A block of data:
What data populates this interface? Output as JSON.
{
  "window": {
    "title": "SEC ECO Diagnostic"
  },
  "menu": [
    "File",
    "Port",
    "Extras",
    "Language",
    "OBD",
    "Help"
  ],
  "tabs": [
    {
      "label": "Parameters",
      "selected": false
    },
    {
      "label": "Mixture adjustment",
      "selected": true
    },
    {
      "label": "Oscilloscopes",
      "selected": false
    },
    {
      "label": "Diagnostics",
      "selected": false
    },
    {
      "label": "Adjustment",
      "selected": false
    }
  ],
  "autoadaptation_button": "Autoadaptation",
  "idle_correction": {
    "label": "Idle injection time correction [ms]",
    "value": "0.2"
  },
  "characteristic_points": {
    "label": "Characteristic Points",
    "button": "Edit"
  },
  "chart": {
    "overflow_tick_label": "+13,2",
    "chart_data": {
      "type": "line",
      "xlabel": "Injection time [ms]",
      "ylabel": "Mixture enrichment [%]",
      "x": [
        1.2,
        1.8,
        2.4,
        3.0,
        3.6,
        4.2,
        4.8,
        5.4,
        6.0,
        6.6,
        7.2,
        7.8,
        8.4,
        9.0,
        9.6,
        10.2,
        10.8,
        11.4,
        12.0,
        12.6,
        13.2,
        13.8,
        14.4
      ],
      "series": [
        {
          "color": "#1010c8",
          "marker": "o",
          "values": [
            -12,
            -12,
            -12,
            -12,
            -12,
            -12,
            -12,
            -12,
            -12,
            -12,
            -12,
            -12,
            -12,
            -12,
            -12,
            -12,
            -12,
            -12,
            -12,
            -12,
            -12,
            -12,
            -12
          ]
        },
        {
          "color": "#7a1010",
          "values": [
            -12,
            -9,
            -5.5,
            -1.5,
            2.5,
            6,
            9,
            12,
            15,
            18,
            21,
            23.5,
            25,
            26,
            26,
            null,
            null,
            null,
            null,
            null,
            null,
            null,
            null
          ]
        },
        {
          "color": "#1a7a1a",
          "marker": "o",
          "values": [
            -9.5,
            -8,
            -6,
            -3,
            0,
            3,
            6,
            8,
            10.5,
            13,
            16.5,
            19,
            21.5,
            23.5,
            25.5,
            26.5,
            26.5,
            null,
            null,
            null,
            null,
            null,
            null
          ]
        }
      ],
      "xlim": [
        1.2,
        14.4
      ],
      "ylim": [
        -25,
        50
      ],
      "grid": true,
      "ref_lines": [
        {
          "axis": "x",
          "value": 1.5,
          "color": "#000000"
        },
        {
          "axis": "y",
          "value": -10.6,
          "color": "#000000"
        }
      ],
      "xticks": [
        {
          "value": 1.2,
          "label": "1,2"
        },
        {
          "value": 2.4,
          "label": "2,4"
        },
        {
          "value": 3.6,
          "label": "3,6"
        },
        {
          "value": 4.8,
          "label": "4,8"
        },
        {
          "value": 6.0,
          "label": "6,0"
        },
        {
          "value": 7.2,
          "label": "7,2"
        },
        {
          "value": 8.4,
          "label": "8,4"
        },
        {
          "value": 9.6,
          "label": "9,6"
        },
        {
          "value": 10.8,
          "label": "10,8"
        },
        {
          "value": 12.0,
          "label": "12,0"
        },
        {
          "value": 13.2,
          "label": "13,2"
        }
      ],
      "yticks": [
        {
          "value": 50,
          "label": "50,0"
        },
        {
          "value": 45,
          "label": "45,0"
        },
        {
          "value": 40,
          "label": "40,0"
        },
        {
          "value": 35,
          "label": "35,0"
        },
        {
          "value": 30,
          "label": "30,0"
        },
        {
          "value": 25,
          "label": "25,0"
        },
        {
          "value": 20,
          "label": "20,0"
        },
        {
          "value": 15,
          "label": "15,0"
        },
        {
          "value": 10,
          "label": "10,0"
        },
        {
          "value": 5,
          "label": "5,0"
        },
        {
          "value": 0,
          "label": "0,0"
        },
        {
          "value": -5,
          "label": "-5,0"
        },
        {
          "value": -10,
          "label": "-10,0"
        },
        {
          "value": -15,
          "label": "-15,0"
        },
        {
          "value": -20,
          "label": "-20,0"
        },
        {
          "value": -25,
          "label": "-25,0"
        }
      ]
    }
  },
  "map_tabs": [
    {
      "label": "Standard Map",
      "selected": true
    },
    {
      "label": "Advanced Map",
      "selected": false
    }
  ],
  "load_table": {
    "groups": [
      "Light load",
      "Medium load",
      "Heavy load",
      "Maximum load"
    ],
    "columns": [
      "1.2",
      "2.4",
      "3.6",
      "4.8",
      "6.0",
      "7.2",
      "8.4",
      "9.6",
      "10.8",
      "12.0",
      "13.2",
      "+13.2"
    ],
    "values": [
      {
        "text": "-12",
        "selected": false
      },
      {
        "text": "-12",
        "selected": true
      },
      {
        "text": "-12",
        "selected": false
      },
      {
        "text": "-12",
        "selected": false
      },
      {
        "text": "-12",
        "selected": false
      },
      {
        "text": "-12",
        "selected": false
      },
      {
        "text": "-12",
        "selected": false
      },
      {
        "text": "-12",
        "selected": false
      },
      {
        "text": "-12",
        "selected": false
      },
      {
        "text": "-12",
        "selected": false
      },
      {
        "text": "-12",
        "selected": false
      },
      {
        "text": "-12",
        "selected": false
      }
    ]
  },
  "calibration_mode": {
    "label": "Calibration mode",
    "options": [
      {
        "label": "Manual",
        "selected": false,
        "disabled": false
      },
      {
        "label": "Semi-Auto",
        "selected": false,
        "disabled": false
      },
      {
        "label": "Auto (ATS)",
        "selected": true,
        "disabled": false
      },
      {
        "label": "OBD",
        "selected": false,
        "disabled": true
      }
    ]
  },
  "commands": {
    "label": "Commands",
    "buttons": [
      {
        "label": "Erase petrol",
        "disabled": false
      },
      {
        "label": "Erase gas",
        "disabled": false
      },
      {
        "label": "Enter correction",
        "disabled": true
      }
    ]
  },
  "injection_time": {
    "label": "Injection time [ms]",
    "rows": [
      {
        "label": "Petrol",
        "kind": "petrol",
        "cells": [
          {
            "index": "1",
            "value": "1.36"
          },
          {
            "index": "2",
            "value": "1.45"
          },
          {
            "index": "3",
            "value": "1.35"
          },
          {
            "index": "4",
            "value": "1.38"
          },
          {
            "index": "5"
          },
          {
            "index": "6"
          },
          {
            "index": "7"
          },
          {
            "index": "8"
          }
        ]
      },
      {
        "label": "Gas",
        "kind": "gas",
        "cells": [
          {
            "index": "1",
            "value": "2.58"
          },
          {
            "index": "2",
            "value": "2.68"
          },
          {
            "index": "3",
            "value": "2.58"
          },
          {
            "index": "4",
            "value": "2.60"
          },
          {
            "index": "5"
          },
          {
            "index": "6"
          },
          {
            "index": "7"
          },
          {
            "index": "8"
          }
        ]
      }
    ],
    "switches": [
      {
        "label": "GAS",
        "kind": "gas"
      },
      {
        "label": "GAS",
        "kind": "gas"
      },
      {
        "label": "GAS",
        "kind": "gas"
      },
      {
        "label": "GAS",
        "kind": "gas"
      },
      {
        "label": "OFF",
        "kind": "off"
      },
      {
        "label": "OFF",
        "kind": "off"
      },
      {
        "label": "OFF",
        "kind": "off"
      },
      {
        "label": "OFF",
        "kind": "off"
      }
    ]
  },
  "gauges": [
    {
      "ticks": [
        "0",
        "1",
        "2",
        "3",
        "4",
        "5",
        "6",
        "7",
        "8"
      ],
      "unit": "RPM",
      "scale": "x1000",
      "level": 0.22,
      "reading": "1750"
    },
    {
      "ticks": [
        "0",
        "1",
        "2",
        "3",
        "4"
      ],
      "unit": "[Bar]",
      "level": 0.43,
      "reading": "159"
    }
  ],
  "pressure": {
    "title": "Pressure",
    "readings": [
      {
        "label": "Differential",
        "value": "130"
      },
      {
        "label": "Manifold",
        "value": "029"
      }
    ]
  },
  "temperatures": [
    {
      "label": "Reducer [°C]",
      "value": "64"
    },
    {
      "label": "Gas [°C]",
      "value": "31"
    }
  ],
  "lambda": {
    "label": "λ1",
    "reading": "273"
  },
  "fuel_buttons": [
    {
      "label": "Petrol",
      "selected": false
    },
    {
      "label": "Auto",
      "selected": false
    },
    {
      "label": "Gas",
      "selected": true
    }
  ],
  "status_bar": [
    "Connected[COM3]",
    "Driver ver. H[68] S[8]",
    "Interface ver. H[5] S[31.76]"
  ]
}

* What is expected:
Wherever a line in the data above holds "color", copy that line.

* Task answer:
          "color": "#1010c8",
          "color": "#7a1010",
          "color": "#1a7a1a",
          "color": "#000000"
          "color": "#000000"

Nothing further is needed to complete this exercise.